-- start of Records supplied --

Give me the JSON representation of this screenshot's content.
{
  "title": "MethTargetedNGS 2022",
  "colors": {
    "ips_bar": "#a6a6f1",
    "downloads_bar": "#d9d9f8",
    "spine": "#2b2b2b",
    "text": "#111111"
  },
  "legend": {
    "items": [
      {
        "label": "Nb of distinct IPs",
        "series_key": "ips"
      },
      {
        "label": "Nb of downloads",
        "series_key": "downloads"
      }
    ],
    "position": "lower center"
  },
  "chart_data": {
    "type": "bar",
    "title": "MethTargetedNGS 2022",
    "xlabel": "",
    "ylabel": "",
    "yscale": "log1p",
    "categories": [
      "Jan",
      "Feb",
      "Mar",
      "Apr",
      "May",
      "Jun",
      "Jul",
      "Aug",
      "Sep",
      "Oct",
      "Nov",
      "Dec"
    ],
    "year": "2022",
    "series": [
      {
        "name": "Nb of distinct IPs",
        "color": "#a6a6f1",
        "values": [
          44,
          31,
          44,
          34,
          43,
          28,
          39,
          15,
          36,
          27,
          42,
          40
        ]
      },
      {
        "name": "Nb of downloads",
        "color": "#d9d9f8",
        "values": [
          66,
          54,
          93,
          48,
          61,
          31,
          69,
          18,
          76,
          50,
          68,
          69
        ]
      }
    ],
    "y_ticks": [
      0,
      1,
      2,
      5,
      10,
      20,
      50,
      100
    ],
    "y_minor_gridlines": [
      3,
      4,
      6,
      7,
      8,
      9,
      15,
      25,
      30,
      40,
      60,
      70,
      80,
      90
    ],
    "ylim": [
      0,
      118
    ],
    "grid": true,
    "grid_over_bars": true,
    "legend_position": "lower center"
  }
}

-- end of Records supplied --

◆ Short problem ◆
Copy every line that contains the string "name".

◆ Result for this task ◆
        "name": "Nb of distinct IPs",
        "name": "Nb of downloads",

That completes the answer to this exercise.